Task list
a) Using the TAVR article, please decide whether each statement agrees with it, answering yes or no and quoting the words that settle it. (i) All Sapien procedures used a surgical femoral approach. (ii) The registry drew patients from several hospitals. (iii) Conversion to general anesthesia occurred in Sapien XT cases.
b) Carry the TAVR article forward from its final sentence.
*** Document section ***
Rouen Experience Supports Safety of TAVR Using Local Anesthesia
May 9, 2012—In an expedited publication online in the Journal of the American College of Cardiology: Cardiovascular Interventions, Eric Durand, MD, et al reported findings on the feasibility and 30-day outcomes of transcatheter aortic valve replacement (TAVR) with the Edwards Sapien and Edwards Sapien XT prostheses (Edwards Lifesciences, Irvine, CA) implanted exclusively using local anesthesia and fluoroscopic guidance.
The investigators concluded that the study showed the feasibility and safety of simplified transfemoral TAVR when performed in high-surgical-risk patients with severe aortic stenosis. The single-center, prospective registry was conducted at the Charles Nicolle Hospital at the University of Rouen in Rouen, France. One of the investigators, Alain G. Cribier, MD, performed the first-in-man percutaneous valve implantation at the Rouen center in 2002.
According to the investigators, transfemoral TAVR is often managed with general anesthesia, but a simplified percutaneous approach using local anesthesia has become more popular because it offers multiple advantages in an elderly and fragile population.
As detailed in the Journal of the American College of Cardiology: Cardiovascular Interventions, between May 2006 and January 2011, the authors prospectively evaluated 151 consecutive patients (logistic EuroSCORE, 22.8% ± 11.8%) who underwent TAVR (Sapien, n = 78; Sapien XT, n = 73) using only local anesthesia and fluoroscopic guidance. The primary endpoint was a combination of all-cause mortality, major stroke, life-threatening bleeding, stage 3 acute kidney injury, periprocedural myocardial infarction, major vascular complications, and repeat procedures for valve-related dysfunction at 30 days.
The transarterial femoral approach was surgical in all Sapien procedures and percutaneous in 97.3% with the Sapien XT using the Prostar vascular closure device (Abbott Vascular, Santa Clara, CA), and it was well tolerated in all cases. Conversion to general anesthesia was required in 3.3% (Sapien cases) due to complications, and vasopressors were required in 5.5%. The procedural success rate was 95.4%. The combined-safety endpoint was reached in 15.9%, including overall mortality (6.6%), major stroke (2%), life-threatening bleeding (7.9%), stage 3 acute kidney injury (0.7%), periprocedural myocardial infarction (1.3%), major vascular complications (7.9%), and repeat procedures for valve-related dysfunction (2%) at 30 days. A permanent pacemaker was required in 5.3%, reported the investigators.
*** End of Document section ***
*** Records ***
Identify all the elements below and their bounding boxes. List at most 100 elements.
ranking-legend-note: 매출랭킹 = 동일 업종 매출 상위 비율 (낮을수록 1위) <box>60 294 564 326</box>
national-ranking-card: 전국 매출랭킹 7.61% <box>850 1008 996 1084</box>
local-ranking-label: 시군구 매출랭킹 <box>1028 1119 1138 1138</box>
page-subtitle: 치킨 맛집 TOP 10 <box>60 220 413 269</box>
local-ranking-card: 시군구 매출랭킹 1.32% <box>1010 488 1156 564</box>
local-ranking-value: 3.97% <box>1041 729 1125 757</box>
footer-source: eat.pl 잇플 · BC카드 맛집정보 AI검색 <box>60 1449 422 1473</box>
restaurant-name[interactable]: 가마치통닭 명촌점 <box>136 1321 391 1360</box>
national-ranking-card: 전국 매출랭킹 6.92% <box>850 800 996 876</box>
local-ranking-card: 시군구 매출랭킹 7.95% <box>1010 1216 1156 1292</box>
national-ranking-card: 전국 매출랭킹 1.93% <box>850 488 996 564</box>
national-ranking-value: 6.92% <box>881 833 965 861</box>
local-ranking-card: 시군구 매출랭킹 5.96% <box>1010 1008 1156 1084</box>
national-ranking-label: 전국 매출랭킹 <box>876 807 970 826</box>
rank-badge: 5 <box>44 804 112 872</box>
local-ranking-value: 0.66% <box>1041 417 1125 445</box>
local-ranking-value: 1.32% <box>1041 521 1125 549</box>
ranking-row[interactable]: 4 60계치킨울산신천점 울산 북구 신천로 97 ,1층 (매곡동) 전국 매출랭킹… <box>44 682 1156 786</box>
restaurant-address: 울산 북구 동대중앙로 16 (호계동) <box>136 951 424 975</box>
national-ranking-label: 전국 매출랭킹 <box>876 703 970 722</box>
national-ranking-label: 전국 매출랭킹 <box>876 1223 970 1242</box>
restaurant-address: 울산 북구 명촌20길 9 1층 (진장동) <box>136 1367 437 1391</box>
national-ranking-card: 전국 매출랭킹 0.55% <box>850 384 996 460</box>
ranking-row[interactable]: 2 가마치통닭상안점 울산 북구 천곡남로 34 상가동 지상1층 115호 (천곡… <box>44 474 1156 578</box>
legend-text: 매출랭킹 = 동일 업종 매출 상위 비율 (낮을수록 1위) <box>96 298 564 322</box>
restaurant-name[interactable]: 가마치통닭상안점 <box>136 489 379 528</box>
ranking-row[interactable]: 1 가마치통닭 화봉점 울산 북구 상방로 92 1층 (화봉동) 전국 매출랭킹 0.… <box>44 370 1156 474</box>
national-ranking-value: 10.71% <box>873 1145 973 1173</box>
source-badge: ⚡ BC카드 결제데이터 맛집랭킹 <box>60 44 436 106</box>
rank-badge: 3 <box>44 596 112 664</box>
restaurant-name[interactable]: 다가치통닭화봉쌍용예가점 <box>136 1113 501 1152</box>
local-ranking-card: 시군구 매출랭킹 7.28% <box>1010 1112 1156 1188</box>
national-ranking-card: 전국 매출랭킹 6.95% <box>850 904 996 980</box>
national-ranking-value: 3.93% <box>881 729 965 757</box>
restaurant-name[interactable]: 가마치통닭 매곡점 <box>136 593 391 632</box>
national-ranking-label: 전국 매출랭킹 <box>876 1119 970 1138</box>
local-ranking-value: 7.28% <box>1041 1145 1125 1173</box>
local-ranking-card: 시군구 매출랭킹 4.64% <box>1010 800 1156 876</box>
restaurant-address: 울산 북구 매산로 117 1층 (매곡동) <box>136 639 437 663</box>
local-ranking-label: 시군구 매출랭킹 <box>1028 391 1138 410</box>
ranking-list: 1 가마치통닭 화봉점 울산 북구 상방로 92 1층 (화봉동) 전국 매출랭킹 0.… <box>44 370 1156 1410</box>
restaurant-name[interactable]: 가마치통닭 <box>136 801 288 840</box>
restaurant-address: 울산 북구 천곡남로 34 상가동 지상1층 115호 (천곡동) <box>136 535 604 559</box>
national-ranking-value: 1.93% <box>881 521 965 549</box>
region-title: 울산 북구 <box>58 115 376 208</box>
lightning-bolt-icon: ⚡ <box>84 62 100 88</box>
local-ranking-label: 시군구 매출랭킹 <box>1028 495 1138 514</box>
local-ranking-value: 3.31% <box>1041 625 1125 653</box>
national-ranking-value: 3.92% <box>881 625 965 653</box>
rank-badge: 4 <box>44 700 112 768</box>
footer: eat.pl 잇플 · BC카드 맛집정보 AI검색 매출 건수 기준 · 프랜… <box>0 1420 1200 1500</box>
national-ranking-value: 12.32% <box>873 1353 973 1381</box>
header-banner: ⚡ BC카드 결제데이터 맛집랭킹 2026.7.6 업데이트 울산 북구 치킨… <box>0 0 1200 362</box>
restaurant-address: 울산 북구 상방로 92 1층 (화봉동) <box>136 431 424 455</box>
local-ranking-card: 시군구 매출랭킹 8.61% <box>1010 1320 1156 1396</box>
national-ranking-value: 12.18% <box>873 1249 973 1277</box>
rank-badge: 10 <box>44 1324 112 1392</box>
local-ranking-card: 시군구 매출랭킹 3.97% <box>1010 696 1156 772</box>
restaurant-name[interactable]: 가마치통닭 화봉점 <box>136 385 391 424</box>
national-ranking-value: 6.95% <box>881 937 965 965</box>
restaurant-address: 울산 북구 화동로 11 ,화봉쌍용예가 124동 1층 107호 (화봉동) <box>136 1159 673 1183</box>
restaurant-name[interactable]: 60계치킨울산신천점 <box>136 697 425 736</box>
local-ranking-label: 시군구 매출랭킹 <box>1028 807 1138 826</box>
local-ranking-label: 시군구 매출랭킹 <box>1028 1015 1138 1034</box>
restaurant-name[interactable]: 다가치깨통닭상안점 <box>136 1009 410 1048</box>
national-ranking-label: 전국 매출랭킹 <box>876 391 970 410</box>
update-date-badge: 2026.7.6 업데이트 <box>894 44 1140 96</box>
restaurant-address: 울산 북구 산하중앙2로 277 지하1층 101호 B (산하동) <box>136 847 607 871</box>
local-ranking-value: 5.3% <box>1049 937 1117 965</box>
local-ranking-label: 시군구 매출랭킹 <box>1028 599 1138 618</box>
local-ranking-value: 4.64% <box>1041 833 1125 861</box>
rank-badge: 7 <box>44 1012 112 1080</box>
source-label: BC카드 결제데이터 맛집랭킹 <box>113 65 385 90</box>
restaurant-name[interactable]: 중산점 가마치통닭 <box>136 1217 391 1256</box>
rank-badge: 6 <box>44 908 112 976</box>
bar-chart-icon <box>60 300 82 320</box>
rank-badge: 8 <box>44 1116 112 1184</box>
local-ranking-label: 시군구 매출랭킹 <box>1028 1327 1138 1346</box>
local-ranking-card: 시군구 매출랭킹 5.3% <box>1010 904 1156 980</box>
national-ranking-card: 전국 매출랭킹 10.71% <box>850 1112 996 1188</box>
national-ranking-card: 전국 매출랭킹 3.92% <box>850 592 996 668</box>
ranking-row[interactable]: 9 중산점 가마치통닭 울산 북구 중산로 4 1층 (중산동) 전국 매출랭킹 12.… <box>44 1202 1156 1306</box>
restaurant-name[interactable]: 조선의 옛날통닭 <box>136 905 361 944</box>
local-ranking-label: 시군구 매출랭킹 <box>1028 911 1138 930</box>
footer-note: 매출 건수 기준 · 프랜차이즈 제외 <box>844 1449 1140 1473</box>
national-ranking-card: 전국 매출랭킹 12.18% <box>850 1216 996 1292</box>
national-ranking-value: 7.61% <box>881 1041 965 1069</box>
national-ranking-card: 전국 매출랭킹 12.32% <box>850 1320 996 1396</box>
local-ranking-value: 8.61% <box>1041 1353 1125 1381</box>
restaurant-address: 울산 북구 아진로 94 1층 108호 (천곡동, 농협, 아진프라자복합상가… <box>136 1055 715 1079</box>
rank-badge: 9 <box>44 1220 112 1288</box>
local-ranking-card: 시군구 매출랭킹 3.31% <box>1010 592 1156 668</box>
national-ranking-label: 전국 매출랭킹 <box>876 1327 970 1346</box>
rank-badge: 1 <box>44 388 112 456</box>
*** End of Records ***
Expected results
a)
(i) Yes: "The transarterial femoral approach was surgical in all Sapien procedures"
(ii) No: "The single-center, prospective registry was conducted at the Charles Nicolle Hospital at the University of Rouen in Rouen, France."
(iii) No: "Conversion to general anesthesia was required in 3.3% (Sapien cases) due to complications"

b)
In a commentary that was also published online in the Journal of the American College of Cardiology: Cardiovascular Interventions, interventional cardiologists Danny Dvir, MD, and Rajiv Jhaveri, MD, and anesthesiologist Augusto D. Pichard, MD, of the Washington Hospital Center in Washington, DC, discuss the study’s implications for adopting a minimalist approach for TAVR in high-risk patients in the United States, where most TAVR procedures are performed with general anesthesia. They cite a survey indicating that 5% of 61 North American centers regularly employ conscious sedation compared with 68% of centers in Europe that use conscious sedation during TAVR.
They noted that a minimalist approach of local anesthesia and conscious sedation is obviously attractive in frail, elderly, high-risk patients. However, they advised that the results from this study come from an experienced team and might not be reproducible for other groups, especially at the beginning of their learning curve. Additionally, all other available data come from nonrandomized trials. Therefore, they concluded, this study should be viewed as “hypothesis generating” only. They recommended the need for a critical evaluation of anesthetic techniques to guide the anesthesiologists who care for these patients.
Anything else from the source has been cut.